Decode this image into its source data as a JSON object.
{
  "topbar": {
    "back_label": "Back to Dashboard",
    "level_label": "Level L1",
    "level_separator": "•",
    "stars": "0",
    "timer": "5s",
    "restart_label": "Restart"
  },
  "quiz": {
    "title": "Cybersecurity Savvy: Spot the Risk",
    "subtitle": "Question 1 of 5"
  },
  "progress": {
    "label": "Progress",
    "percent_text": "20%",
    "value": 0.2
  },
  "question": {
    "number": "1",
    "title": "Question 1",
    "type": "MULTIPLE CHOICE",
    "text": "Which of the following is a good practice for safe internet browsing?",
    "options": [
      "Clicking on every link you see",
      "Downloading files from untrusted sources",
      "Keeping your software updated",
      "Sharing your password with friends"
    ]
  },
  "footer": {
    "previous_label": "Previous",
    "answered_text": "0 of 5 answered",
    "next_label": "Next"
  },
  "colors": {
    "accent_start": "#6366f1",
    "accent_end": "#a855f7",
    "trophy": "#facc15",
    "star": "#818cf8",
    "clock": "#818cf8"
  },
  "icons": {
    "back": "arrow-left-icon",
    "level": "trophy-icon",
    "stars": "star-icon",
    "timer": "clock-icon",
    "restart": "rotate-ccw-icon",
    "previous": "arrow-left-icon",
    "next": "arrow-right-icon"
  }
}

** EXERCISE **
Each entry above is to be printed again exactly.

** EXERCISE RESPONSE **
Decode this image into its source data as a JSON object.
{
  "topbar": {
    "back_label": "Back to Dashboard",
    "level_label": "Level L1",
    "level_separator": "•",
    "stars": "0",
    "timer": "5s",
    "restart_label": "Restart"
  },
  "quiz": {
    "title": "Cybersecurity Savvy: Spot the Risk",
    "subtitle": "Question 1 of 5"
  },
  "progress": {
    "label": "Progress",
    "percent_text": "20%",
    "value": 0.2
  },
  "question": {
    "number": "1",
    "title": "Question 1",
    "type": "MULTIPLE CHOICE",
    "text": "Which of the following is a good practice for safe internet browsing?",
    "options": [
      "Clicking on every link you see",
      "Downloading files from untrusted sources",
      "Keeping your software updated",
      "Sharing your password with friends"
    ]
  },
  "footer": {
    "previous_label": "Previous",
    "answered_text": "0 of 5 answered",
    "next_label": "Next"
  },
  "colors": {
    "accent_start": "#6366f1",
    "accent_end": "#a855f7",
    "trophy": "#facc15",
    "star": "#818cf8",
    "clock": "#818cf8"
  },
  "icons": {
    "back": "arrow-left-icon",
    "level": "trophy-icon",
    "stars": "star-icon",
    "timer": "clock-icon",
    "restart": "rotate-ccw-icon",
    "previous": "arrow-left-icon",
    "next": "arrow-right-icon"
  }
}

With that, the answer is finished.